Dataset entries on figures:

<<<<

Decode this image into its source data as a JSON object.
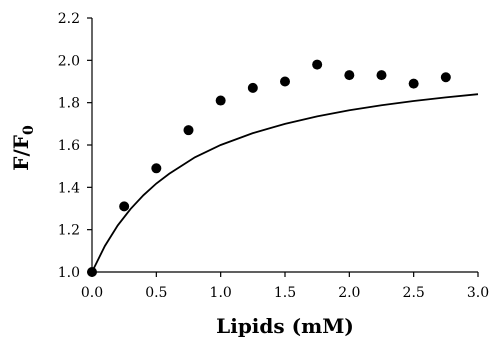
{
  "chart_data": {
    "type": "scatter",
    "xlabel": "Lipids (mM)",
    "ylabel_main": "F/F",
    "ylabel_sub": "0",
    "xlim": [
      0.0,
      3.0
    ],
    "ylim": [
      1.0,
      2.2
    ],
    "x_ticks": [
      "0.0",
      "0.5",
      "1.0",
      "1.5",
      "2.0",
      "2.5",
      "3.0"
    ],
    "y_ticks": [
      "1.0",
      "1.2",
      "1.4",
      "1.6",
      "1.8",
      "2.0",
      "2.2"
    ],
    "grid": false,
    "series": [
      {
        "kind": "points",
        "x": [
          0.0,
          0.25,
          0.5,
          0.75,
          1.0,
          1.25,
          1.5,
          1.75,
          2.0,
          2.25,
          2.5,
          2.75
        ],
        "y": [
          1.0,
          1.31,
          1.49,
          1.67,
          1.81,
          1.87,
          1.9,
          1.98,
          1.93,
          1.93,
          1.89,
          1.92
        ]
      },
      {
        "kind": "fitted-curve",
        "x": [
          0.0,
          0.1,
          0.2,
          0.3,
          0.4,
          0.5,
          0.6,
          0.8,
          1.0,
          1.25,
          1.5,
          1.75,
          2.0,
          2.25,
          2.5,
          2.75,
          3.0
        ],
        "y": [
          1.0,
          1.123,
          1.22,
          1.298,
          1.363,
          1.418,
          1.464,
          1.542,
          1.6,
          1.656,
          1.7,
          1.735,
          1.764,
          1.788,
          1.808,
          1.825,
          1.84
        ]
      }
    ],
    "colors": {
      "marker": "#000000",
      "line": "#000000"
    }
  }
}
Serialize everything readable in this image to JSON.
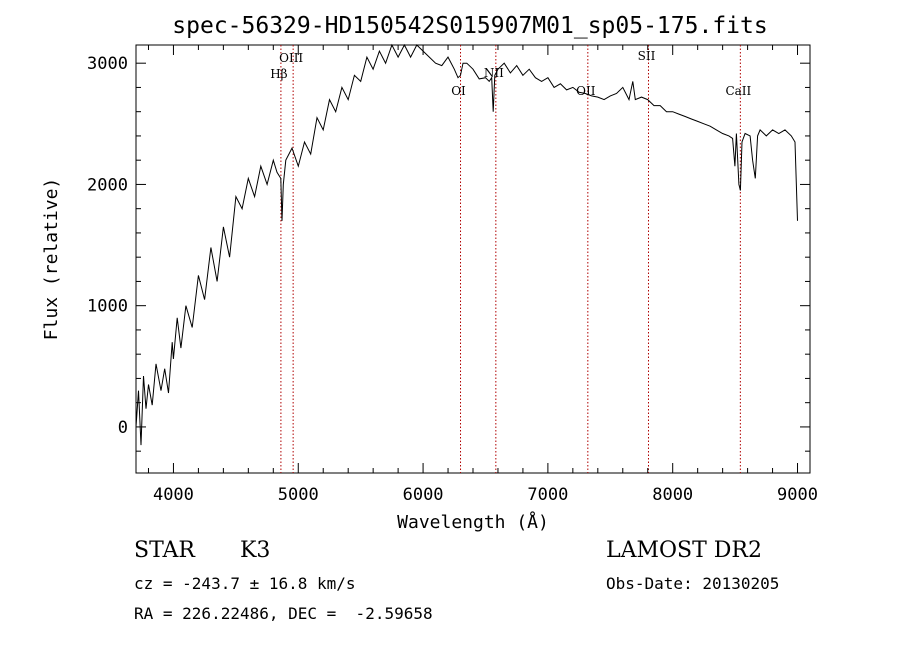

>>>>

● **What you will do**: Pictures are excluded; copy all other data exactly as shown.

● **Solution for this problem**:
Decode this image into its source data as a JSON object.
{
  "chart_data": {
    "type": "scatter",
    "xlabel": "Lipids (mM)",
    "ylabel_main": "F/F",
    "ylabel_sub": "0",
    "xlim": [
      0.0,
      3.0
    ],
    "ylim": [
      1.0,
      2.2
    ],
    "x_ticks": [
      "0.0",
      "0.5",
      "1.0",
      "1.5",
      "2.0",
      "2.5",
      "3.0"
    ],
    "y_ticks": [
      "1.0",
      "1.2",
      "1.4",
      "1.6",
      "1.8",
      "2.0",
      "2.2"
    ],
    "grid": false,
    "series": [
      {
        "kind": "points",
        "x": [
          0.0,
          0.25,
          0.5,
          0.75,
          1.0,
          1.25,
          1.5,
          1.75,
          2.0,
          2.25,
          2.5,
          2.75
        ],
        "y": [
          1.0,
          1.31,
          1.49,
          1.67,
          1.81,
          1.87,
          1.9,
          1.98,
          1.93,
          1.93,
          1.89,
          1.92
        ]
      },
      {
        "kind": "fitted-curve",
        "x": [
          0.0,
          0.1,
          0.2,
          0.3,
          0.4,
          0.5,
          0.6,
          0.8,
          1.0,
          1.25,
          1.5,
          1.75,
          2.0,
          2.25,
          2.5,
          2.75,
          3.0
        ],
        "y": [
          1.0,
          1.123,
          1.22,
          1.298,
          1.363,
          1.418,
          1.464,
          1.542,
          1.6,
          1.656,
          1.7,
          1.735,
          1.764,
          1.788,
          1.808,
          1.825,
          1.84
        ]
      }
    ],
    "colors": {
      "marker": "#000000",
      "line": "#000000"
    }
  }
}
Serialize everything readable in this image to JSON.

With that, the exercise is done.